_GIVEN TASK_
Each entry needs to be restated exactly as written.

_GIVEN DATA_
_____

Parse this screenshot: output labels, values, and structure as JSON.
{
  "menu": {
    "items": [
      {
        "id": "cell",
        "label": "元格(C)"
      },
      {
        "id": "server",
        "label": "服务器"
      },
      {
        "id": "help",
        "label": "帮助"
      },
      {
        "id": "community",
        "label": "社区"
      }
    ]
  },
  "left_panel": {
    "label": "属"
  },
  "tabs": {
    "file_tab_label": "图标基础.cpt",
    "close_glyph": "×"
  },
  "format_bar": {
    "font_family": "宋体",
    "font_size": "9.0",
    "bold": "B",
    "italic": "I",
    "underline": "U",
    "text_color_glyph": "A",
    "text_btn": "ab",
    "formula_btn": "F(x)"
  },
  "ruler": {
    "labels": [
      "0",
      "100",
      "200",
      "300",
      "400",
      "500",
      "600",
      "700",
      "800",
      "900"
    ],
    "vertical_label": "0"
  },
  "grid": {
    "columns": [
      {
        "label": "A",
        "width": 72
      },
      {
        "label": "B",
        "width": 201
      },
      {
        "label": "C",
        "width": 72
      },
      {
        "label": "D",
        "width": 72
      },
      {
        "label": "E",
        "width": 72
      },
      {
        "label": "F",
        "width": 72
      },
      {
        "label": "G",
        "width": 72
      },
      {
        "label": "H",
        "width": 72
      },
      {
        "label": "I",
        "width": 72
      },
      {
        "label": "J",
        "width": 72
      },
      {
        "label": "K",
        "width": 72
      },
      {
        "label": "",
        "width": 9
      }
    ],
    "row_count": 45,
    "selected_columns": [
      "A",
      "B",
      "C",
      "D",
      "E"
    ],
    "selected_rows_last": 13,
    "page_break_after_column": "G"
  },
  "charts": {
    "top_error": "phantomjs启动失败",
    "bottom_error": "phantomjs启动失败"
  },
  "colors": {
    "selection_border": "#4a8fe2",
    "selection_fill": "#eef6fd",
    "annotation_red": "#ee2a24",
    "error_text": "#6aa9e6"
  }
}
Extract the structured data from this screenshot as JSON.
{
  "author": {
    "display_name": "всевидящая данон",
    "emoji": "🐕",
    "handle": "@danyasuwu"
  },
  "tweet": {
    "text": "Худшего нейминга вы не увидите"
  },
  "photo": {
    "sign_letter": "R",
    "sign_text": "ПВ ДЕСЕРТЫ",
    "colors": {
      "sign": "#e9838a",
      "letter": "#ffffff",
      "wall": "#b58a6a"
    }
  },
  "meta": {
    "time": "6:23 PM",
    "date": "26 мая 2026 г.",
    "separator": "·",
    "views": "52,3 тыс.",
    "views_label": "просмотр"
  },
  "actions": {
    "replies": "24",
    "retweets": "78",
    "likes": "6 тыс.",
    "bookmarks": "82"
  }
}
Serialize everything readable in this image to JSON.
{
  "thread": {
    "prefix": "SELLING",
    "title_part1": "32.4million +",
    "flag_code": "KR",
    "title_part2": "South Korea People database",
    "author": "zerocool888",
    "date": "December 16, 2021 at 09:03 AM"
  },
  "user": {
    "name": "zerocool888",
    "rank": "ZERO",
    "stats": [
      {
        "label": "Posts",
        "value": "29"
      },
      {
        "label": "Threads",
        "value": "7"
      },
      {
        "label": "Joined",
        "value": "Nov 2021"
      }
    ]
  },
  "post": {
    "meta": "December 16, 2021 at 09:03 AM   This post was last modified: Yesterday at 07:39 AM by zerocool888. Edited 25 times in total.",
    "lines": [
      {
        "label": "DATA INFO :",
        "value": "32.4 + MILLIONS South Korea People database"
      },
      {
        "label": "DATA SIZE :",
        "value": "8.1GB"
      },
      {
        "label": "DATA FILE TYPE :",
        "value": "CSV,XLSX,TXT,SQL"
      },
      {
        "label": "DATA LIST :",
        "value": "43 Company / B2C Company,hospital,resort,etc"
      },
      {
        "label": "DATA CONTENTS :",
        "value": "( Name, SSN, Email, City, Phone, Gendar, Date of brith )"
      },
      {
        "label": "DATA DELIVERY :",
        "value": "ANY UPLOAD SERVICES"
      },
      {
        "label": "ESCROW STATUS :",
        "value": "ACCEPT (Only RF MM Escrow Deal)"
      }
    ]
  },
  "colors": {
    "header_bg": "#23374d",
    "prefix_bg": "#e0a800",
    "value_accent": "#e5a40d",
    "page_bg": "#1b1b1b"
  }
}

_____

_ANSWER BELOW_
Parse this screenshot: output labels, values, and structure as JSON.
{
  "menu": {
    "items": [
      {
        "id": "cell",
        "label": "元格(C)"
      },
      {
        "id": "server",
        "label": "服务器"
      },
      {
        "id": "help",
        "label": "帮助"
      },
      {
        "id": "community",
        "label": "社区"
      }
    ]
  },
  "left_panel": {
    "label": "属"
  },
  "tabs": {
    "file_tab_label": "图标基础.cpt",
    "close_glyph": "×"
  },
  "format_bar": {
    "font_family": "宋体",
    "font_size": "9.0",
    "bold": "B",
    "italic": "I",
    "underline": "U",
    "text_color_glyph": "A",
    "text_btn": "ab",
    "formula_btn": "F(x)"
  },
  "ruler": {
    "labels": [
      "0",
      "100",
      "200",
      "300",
      "400",
      "500",
      "600",
      "700",
      "800",
      "900"
    ],
    "vertical_label": "0"
  },
  "grid": {
    "columns": [
      {
        "label": "A",
        "width": 72
      },
      {
        "label": "B",
        "width": 201
      },
      {
        "label": "C",
        "width": 72
      },
      {
        "label": "D",
        "width": 72
      },
      {
        "label": "E",
        "width": 72
      },
      {
        "label": "F",
        "width": 72
      },
      {
        "label": "G",
        "width": 72
      },
      {
        "label": "H",
        "width": 72
      },
      {
        "label": "I",
        "width": 72
      },
      {
        "label": "J",
        "width": 72
      },
      {
        "label": "K",
        "width": 72
      },
      {
        "label": "",
        "width": 9
      }
    ],
    "row_count": 45,
    "selected_columns": [
      "A",
      "B",
      "C",
      "D",
      "E"
    ],
    "selected_rows_last": 13,
    "page_break_after_column": "G"
  },
  "charts": {
    "top_error": "phantomjs启动失败",
    "bottom_error": "phantomjs启动失败"
  },
  "colors": {
    "selection_border": "#4a8fe2",
    "selection_fill": "#eef6fd",
    "annotation_red": "#ee2a24",
    "error_text": "#6aa9e6"
  }
}
Extract the structured data from this screenshot as JSON.
{
  "author": {
    "display_name": "всевидящая данон",
    "emoji": "🐕",
    "handle": "@danyasuwu"
  },
  "tweet": {
    "text": "Худшего нейминга вы не увидите"
  },
  "photo": {
    "sign_letter": "R",
    "sign_text": "ПВ ДЕСЕРТЫ",
    "colors": {
      "sign": "#e9838a",
      "letter": "#ffffff",
      "wall": "#b58a6a"
    }
  },
  "meta": {
    "time": "6:23 PM",
    "date": "26 мая 2026 г.",
    "separator": "·",
    "views": "52,3 тыс.",
    "views_label": "просмотр"
  },
  "actions": {
    "replies": "24",
    "retweets": "78",
    "likes": "6 тыс.",
    "bookmarks": "82"
  }
}
Serialize everything readable in this image to JSON.
{
  "thread": {
    "prefix": "SELLING",
    "title_part1": "32.4million +",
    "flag_code": "KR",
    "title_part2": "South Korea People database",
    "author": "zerocool888",
    "date": "December 16, 2021 at 09:03 AM"
  },
  "user": {
    "name": "zerocool888",
    "rank": "ZERO",
    "stats": [
      {
        "label": "Posts",
        "value": "29"
      },
      {
        "label": "Threads",
        "value": "7"
      },
      {
        "label": "Joined",
        "value": "Nov 2021"
      }
    ]
  },
  "post": {
    "meta": "December 16, 2021 at 09:03 AM   This post was last modified: Yesterday at 07:39 AM by zerocool888. Edited 25 times in total.",
    "lines": [
      {
        "label": "DATA INFO :",
        "value": "32.4 + MILLIONS South Korea People database"
      },
      {
        "label": "DATA SIZE :",
        "value": "8.1GB"
      },
      {
        "label": "DATA FILE TYPE :",
        "value": "CSV,XLSX,TXT,SQL"
      },
      {
        "label": "DATA LIST :",
        "value": "43 Company / B2C Company,hospital,resort,etc"
      },
      {
        "label": "DATA CONTENTS :",
        "value": "( Name, SSN, Email, City, Phone, Gendar, Date of brith )"
      },
      {
        "label": "DATA DELIVERY :",
        "value": "ANY UPLOAD SERVICES"
      },
      {
        "label": "ESCROW STATUS :",
        "value": "ACCEPT (Only RF MM Escrow Deal)"
      }
    ]
  },
  "colors": {
    "header_bg": "#23374d",
    "prefix_bg": "#e0a800",
    "value_accent": "#e5a40d",
    "page_bg": "#1b1b1b"
  }
}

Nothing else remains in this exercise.